Gather the lines below that include the string "often", copying each in full.

● ● ●

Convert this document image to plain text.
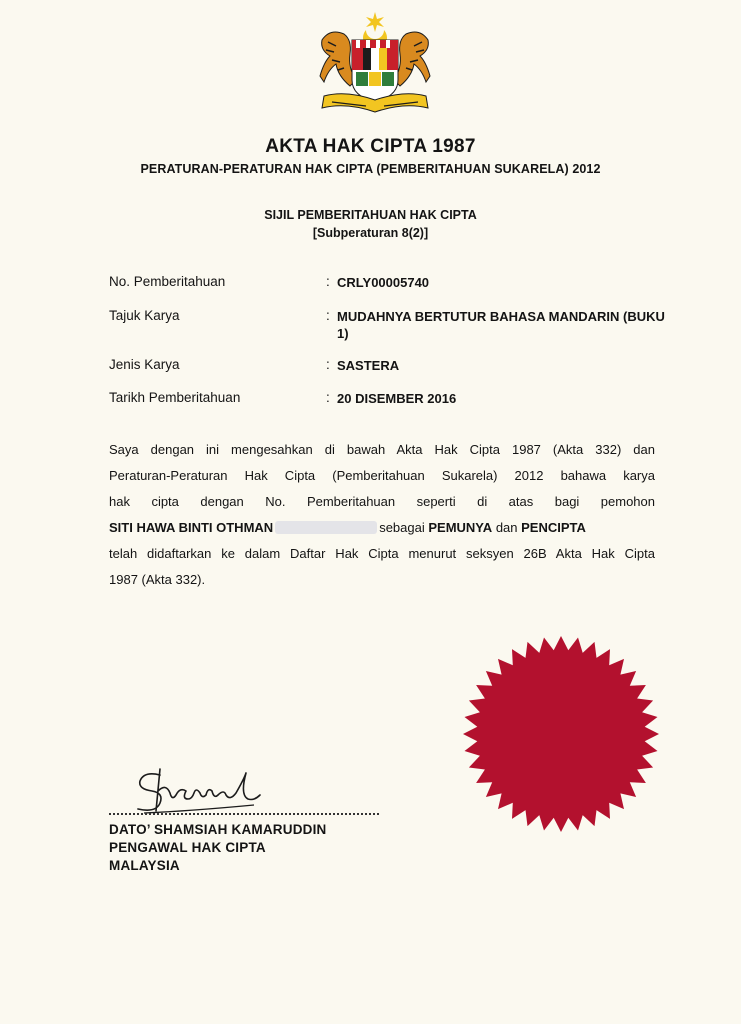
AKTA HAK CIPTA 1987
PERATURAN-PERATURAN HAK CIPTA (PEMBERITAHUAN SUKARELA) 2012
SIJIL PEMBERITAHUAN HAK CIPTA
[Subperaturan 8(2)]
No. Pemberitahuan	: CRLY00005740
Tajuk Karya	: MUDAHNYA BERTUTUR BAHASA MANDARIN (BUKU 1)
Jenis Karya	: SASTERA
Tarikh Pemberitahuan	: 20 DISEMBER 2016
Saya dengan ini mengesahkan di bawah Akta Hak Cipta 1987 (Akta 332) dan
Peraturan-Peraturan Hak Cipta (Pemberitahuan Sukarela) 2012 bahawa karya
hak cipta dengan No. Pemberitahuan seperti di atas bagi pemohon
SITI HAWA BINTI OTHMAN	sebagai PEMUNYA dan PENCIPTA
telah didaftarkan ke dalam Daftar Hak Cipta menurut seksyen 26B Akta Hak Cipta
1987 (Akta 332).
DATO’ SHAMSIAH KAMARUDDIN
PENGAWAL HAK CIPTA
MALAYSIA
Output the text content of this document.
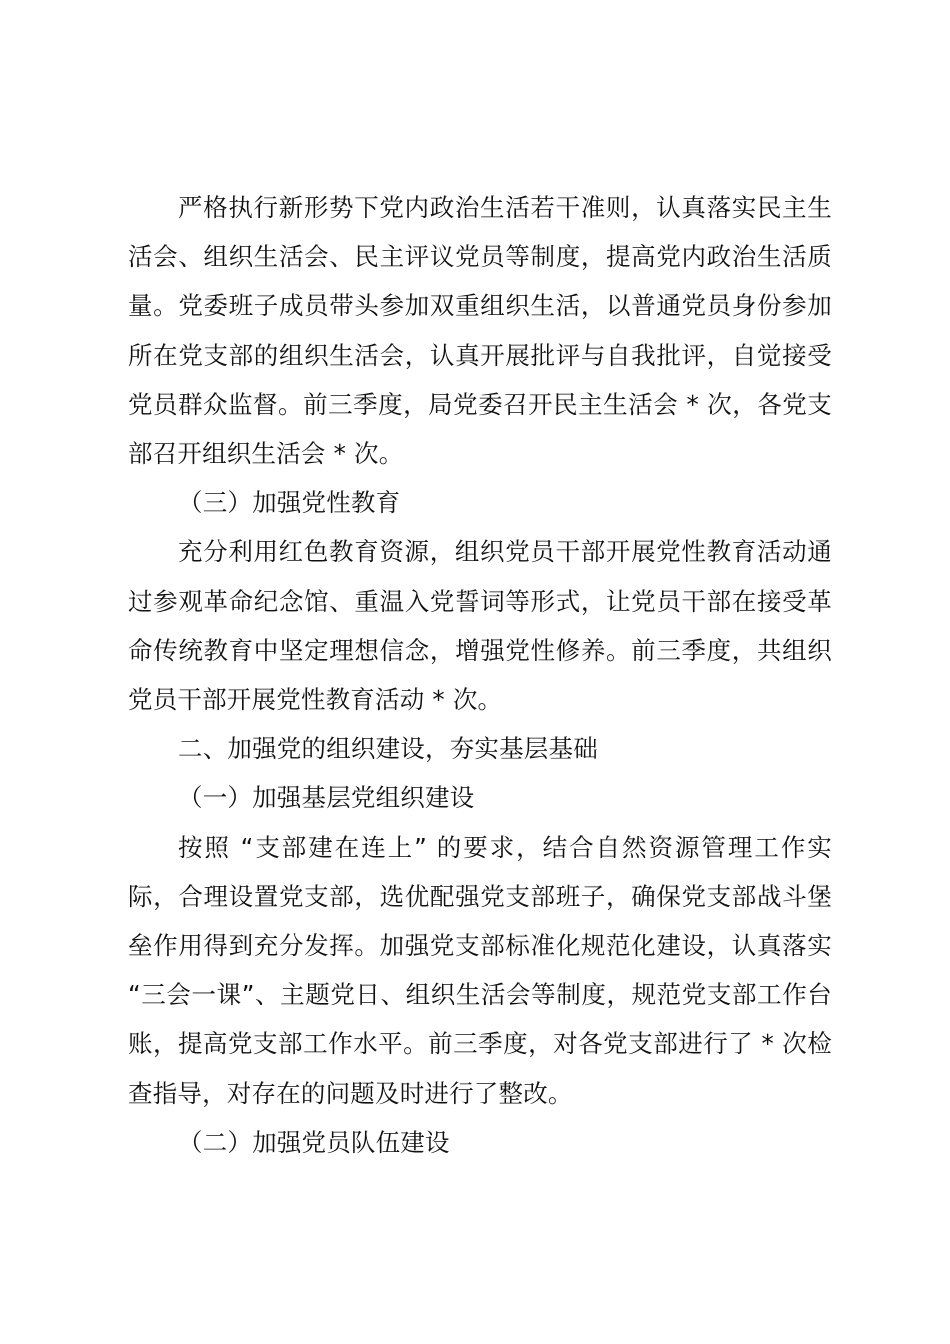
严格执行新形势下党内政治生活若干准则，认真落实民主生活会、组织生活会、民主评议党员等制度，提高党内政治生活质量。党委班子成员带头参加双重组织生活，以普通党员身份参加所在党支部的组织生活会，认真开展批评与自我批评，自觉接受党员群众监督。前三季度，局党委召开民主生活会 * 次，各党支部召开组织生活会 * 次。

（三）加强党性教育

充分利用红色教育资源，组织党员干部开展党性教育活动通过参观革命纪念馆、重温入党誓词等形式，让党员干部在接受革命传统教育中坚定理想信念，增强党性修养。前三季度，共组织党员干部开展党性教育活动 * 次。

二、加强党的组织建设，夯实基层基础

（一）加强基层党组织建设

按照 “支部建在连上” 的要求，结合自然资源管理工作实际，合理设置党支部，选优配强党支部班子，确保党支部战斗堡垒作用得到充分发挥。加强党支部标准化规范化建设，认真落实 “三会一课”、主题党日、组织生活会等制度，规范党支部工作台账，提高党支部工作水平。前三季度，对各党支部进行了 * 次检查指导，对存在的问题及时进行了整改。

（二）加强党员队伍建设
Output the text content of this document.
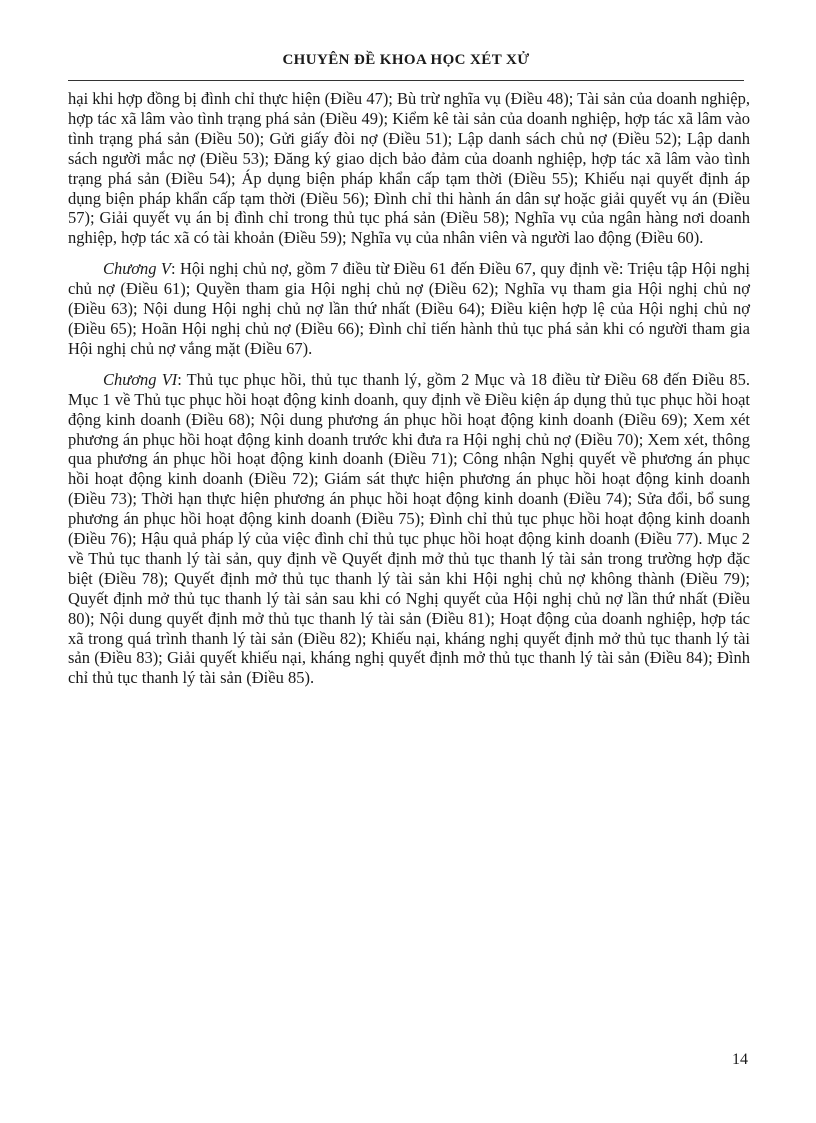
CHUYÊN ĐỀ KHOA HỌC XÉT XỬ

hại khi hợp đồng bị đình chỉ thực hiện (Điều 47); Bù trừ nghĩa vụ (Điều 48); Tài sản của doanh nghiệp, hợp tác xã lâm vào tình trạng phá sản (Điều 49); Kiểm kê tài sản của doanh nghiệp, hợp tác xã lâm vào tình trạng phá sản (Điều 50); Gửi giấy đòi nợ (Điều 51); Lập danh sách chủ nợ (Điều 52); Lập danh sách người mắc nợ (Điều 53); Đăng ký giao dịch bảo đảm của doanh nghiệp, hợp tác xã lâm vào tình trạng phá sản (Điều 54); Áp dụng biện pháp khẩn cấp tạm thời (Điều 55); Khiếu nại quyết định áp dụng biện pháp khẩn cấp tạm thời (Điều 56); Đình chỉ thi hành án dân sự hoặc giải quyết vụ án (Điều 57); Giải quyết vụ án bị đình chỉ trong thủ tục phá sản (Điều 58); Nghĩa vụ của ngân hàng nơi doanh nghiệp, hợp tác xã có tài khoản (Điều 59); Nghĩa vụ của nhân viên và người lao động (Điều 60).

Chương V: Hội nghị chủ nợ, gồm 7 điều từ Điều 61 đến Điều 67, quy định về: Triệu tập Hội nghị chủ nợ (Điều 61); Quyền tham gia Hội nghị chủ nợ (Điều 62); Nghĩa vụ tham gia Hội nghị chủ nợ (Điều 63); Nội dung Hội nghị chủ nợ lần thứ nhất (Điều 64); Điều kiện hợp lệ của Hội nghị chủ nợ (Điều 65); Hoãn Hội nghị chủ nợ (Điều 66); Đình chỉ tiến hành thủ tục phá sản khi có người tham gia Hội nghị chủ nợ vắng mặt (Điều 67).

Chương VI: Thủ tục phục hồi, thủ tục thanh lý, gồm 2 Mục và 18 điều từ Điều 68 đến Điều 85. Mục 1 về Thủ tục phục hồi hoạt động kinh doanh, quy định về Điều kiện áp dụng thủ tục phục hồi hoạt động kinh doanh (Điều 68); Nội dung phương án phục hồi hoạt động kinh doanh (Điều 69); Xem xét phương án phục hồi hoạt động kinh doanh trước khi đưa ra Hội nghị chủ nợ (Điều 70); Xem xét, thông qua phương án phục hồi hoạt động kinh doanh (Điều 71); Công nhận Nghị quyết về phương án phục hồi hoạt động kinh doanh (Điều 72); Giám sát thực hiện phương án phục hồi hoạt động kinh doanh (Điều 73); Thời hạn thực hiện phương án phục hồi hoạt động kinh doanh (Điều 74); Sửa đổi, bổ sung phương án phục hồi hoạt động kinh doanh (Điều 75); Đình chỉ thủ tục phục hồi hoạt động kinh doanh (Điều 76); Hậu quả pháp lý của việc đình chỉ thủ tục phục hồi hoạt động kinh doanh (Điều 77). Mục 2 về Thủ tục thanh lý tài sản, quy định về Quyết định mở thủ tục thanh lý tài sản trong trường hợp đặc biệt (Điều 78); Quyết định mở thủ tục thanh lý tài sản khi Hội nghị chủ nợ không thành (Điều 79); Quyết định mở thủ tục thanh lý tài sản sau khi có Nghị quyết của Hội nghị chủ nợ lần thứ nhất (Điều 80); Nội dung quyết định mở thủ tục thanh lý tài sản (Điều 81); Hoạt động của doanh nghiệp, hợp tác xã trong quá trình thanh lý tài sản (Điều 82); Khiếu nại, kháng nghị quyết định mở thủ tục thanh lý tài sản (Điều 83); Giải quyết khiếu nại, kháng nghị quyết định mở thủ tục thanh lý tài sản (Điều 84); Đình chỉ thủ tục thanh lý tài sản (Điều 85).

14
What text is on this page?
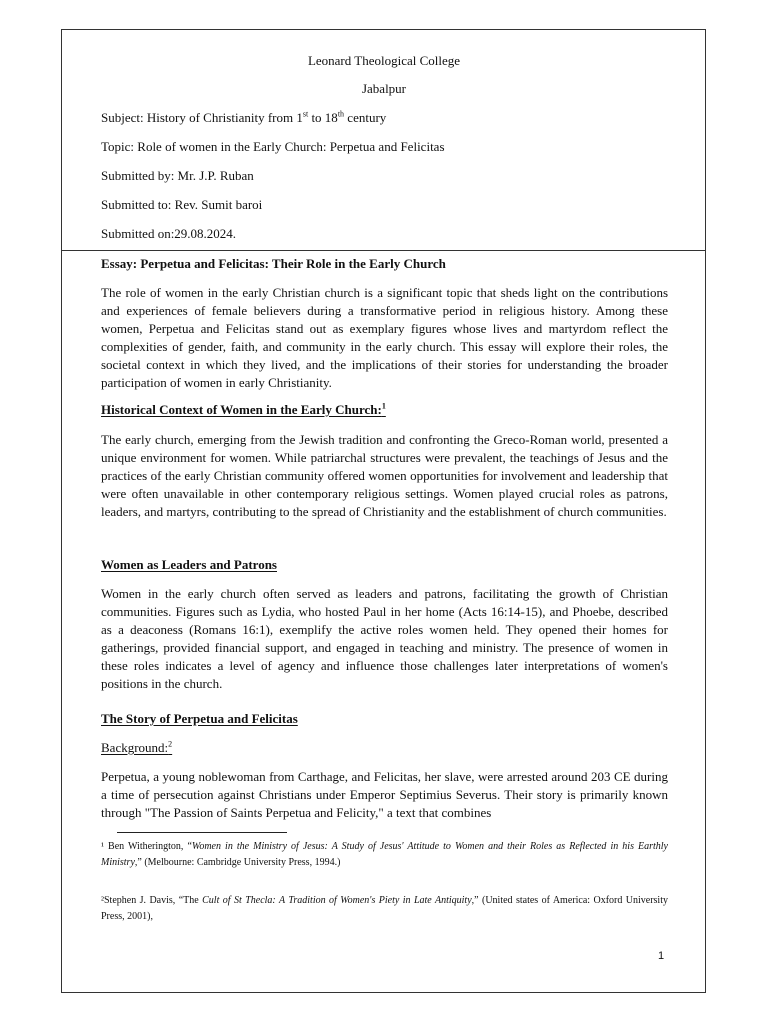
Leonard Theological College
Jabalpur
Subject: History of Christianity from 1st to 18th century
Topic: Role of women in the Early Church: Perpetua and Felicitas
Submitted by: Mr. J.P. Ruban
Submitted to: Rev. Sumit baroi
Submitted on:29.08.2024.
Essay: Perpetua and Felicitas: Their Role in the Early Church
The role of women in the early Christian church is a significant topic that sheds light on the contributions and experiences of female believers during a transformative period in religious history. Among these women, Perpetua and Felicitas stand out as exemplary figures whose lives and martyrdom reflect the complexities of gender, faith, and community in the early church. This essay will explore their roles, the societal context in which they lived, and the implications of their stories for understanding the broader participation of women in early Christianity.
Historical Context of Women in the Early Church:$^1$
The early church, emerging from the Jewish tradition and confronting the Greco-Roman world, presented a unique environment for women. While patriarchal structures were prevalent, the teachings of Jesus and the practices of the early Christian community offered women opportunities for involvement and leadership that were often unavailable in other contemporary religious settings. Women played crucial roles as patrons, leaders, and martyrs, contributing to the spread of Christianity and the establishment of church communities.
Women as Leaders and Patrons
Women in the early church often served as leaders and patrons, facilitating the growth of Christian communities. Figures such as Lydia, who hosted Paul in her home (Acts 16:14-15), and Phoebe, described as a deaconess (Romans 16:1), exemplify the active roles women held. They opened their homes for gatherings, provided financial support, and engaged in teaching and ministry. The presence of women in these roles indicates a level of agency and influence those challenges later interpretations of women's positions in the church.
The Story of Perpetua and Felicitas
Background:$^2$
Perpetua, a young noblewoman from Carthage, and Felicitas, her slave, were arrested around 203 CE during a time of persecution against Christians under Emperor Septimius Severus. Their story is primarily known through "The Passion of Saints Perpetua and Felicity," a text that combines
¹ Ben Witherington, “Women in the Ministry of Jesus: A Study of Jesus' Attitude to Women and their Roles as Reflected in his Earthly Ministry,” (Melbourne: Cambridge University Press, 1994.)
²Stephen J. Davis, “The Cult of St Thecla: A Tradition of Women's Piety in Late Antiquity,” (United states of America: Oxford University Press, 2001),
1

● ● ●

TASK RESULT:
The early church, emerging from the Jewish tradition and confronting the Greco-Roman world, presented a unique environment for women. While patriarchal structures were prevalent, the teachings of Jesus and the practices of the early Christian community offered women opportunities for involvement and leadership that were often unavailable in other contemporary religious settings. Women played crucial roles as patrons, leaders, and martyrs, contributing to the spread of Christianity and the establishment of church communities.
Women in the early church often served as leaders and patrons, facilitating the growth of Christian communities. Figures such as Lydia, who hosted Paul in her home (Acts 16:14-15), and Phoebe, described as a deaconess (Romans 16:1), exemplify the active roles women held. They opened their homes for gatherings, provided financial support, and engaged in teaching and ministry. The presence of women in these roles indicates a level of agency and influence those challenges later interpretations of women's positions in the church.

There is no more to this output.